**Goal**
Without the images, write out the whole listing exactly.

[Collected data]
============

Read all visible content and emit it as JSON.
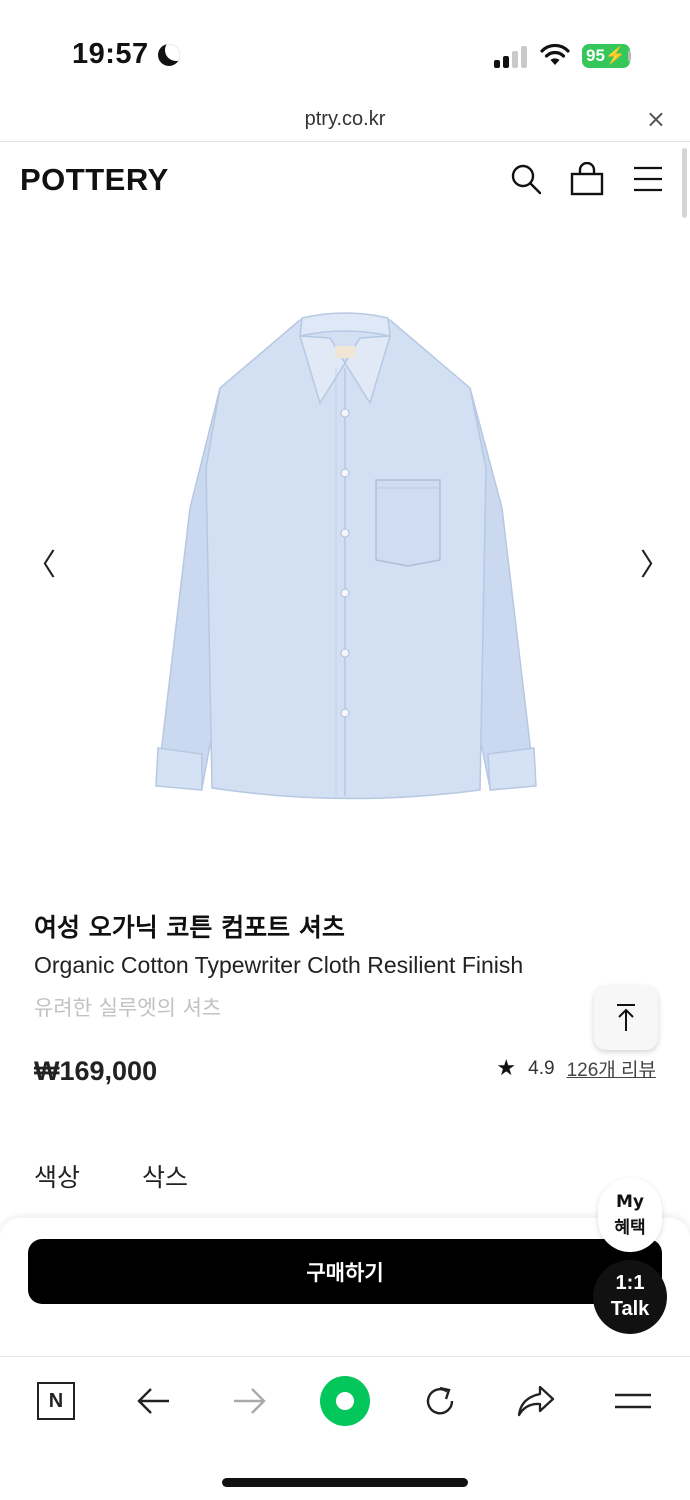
{
  "status_bar": {
    "time": "19:57",
    "battery": "95"
  },
  "browser": {
    "url": "ptry.co.kr",
    "close_glyph": "×"
  },
  "header": {
    "logo": "POTTERY",
    "icons": [
      "search-icon",
      "bag-icon",
      "menu-icon"
    ]
  },
  "gallery": {
    "prev_glyph": "〈",
    "next_glyph": "〉",
    "image_subject": "light blue oxford shirt"
  },
  "product": {
    "name_ko": "여성 오가닉 코튼 컴포트 셔츠",
    "name_en": "Organic Cotton Typewriter Cloth Resilient Finish",
    "description": "유려한 실루엣의 셔츠",
    "price": "₩169,000",
    "rating": "4.9",
    "reviews": "126개 리뷰"
  },
  "options": {
    "color_label": "색상",
    "size_label": "삭스"
  },
  "actions": {
    "buy_label": "구매하기",
    "my_benefit_line1": "My",
    "my_benefit_line2": "혜택",
    "talk_line1": "1:1",
    "talk_line2": "Talk"
  },
  "toolbar": {
    "naver_label": "N"
  },
  "colors": {
    "accent_green": "#03c75a",
    "battery_green": "#35c759",
    "shirt_blue": "#cfdcf2"
  }
}
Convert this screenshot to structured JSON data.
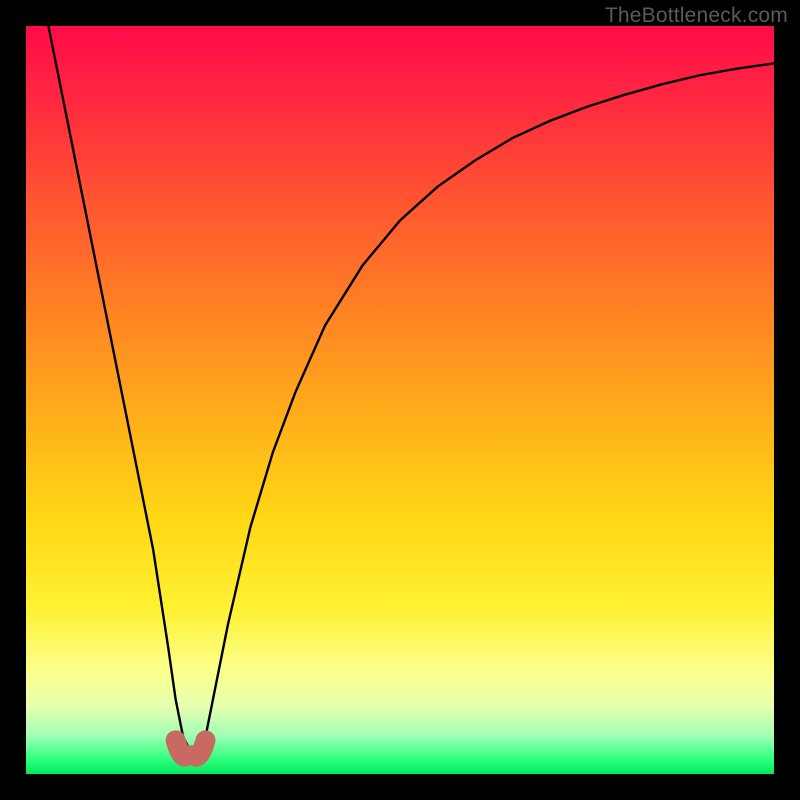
{
  "attribution": "TheBottleneck.com",
  "chart_data": {
    "type": "line",
    "title": "",
    "xlabel": "",
    "ylabel": "",
    "xlim": [
      0,
      100
    ],
    "ylim": [
      0,
      100
    ],
    "grid": false,
    "legend": false,
    "series": [
      {
        "name": "bottleneck-curve",
        "color": "#000000",
        "x": [
          3,
          5,
          7,
          9,
          11,
          13,
          15,
          17,
          19,
          20,
          21,
          22,
          23,
          24,
          25,
          27,
          30,
          33,
          36,
          40,
          45,
          50,
          55,
          60,
          65,
          70,
          75,
          80,
          85,
          90,
          95,
          100
        ],
        "y": [
          100,
          90,
          80,
          70,
          60,
          50,
          40,
          30,
          17,
          10,
          5,
          3,
          3,
          5,
          10,
          20,
          33,
          43,
          51,
          60,
          68,
          74,
          78.5,
          82,
          85,
          87.3,
          89.2,
          90.8,
          92.2,
          93.4,
          94.3,
          95
        ]
      },
      {
        "name": "marker-points",
        "color": "#c66a62",
        "type": "scatter",
        "x": [
          20,
          21.6,
          22.4,
          24
        ],
        "y": [
          4.5,
          2.5,
          2.5,
          4.5
        ]
      }
    ],
    "background_gradient": {
      "orientation": "vertical",
      "stops": [
        {
          "pos": 0.0,
          "color": "#ff0b4b"
        },
        {
          "pos": 0.25,
          "color": "#ff5a2f"
        },
        {
          "pos": 0.52,
          "color": "#ffae1a"
        },
        {
          "pos": 0.78,
          "color": "#fff233"
        },
        {
          "pos": 0.91,
          "color": "#e7ffb0"
        },
        {
          "pos": 1.0,
          "color": "#00e85e"
        }
      ]
    }
  }
}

============

**Solution to this problem**
Read all visible content and emit it as JSON.
{
  "status_bar": {
    "time": "19:57",
    "battery": "95"
  },
  "browser": {
    "url": "ptry.co.kr",
    "close_glyph": "×"
  },
  "header": {
    "logo": "POTTERY",
    "icons": [
      "search-icon",
      "bag-icon",
      "menu-icon"
    ]
  },
  "gallery": {
    "prev_glyph": "〈",
    "next_glyph": "〉",
    "image_subject": "light blue oxford shirt"
  },
  "product": {
    "name_ko": "여성 오가닉 코튼 컴포트 셔츠",
    "name_en": "Organic Cotton Typewriter Cloth Resilient Finish",
    "description": "유려한 실루엣의 셔츠",
    "price": "₩169,000",
    "rating": "4.9",
    "reviews": "126개 리뷰"
  },
  "options": {
    "color_label": "색상",
    "size_label": "삭스"
  },
  "actions": {
    "buy_label": "구매하기",
    "my_benefit_line1": "My",
    "my_benefit_line2": "혜택",
    "talk_line1": "1:1",
    "talk_line2": "Talk"
  },
  "toolbar": {
    "naver_label": "N"
  },
  "colors": {
    "accent_green": "#03c75a",
    "battery_green": "#35c759",
    "shirt_blue": "#cfdcf2"
  }
}
Convert this screenshot to structured JSON data.
{
  "attribution": "TheBottleneck.com",
  "chart_data": {
    "type": "line",
    "title": "",
    "xlabel": "",
    "ylabel": "",
    "xlim": [
      0,
      100
    ],
    "ylim": [
      0,
      100
    ],
    "grid": false,
    "legend": false,
    "series": [
      {
        "name": "bottleneck-curve",
        "color": "#000000",
        "x": [
          3,
          5,
          7,
          9,
          11,
          13,
          15,
          17,
          19,
          20,
          21,
          22,
          23,
          24,
          25,
          27,
          30,
          33,
          36,
          40,
          45,
          50,
          55,
          60,
          65,
          70,
          75,
          80,
          85,
          90,
          95,
          100
        ],
        "y": [
          100,
          90,
          80,
          70,
          60,
          50,
          40,
          30,
          17,
          10,
          5,
          3,
          3,
          5,
          10,
          20,
          33,
          43,
          51,
          60,
          68,
          74,
          78.5,
          82,
          85,
          87.3,
          89.2,
          90.8,
          92.2,
          93.4,
          94.3,
          95
        ]
      },
      {
        "name": "marker-points",
        "color": "#c66a62",
        "type": "scatter",
        "x": [
          20,
          21.6,
          22.4,
          24
        ],
        "y": [
          4.5,
          2.5,
          2.5,
          4.5
        ]
      }
    ],
    "background_gradient": {
      "orientation": "vertical",
      "stops": [
        {
          "pos": 0.0,
          "color": "#ff0b4b"
        },
        {
          "pos": 0.25,
          "color": "#ff5a2f"
        },
        {
          "pos": 0.52,
          "color": "#ffae1a"
        },
        {
          "pos": 0.78,
          "color": "#fff233"
        },
        {
          "pos": 0.91,
          "color": "#e7ffb0"
        },
        {
          "pos": 1.0,
          "color": "#00e85e"
        }
      ]
    }
  }
}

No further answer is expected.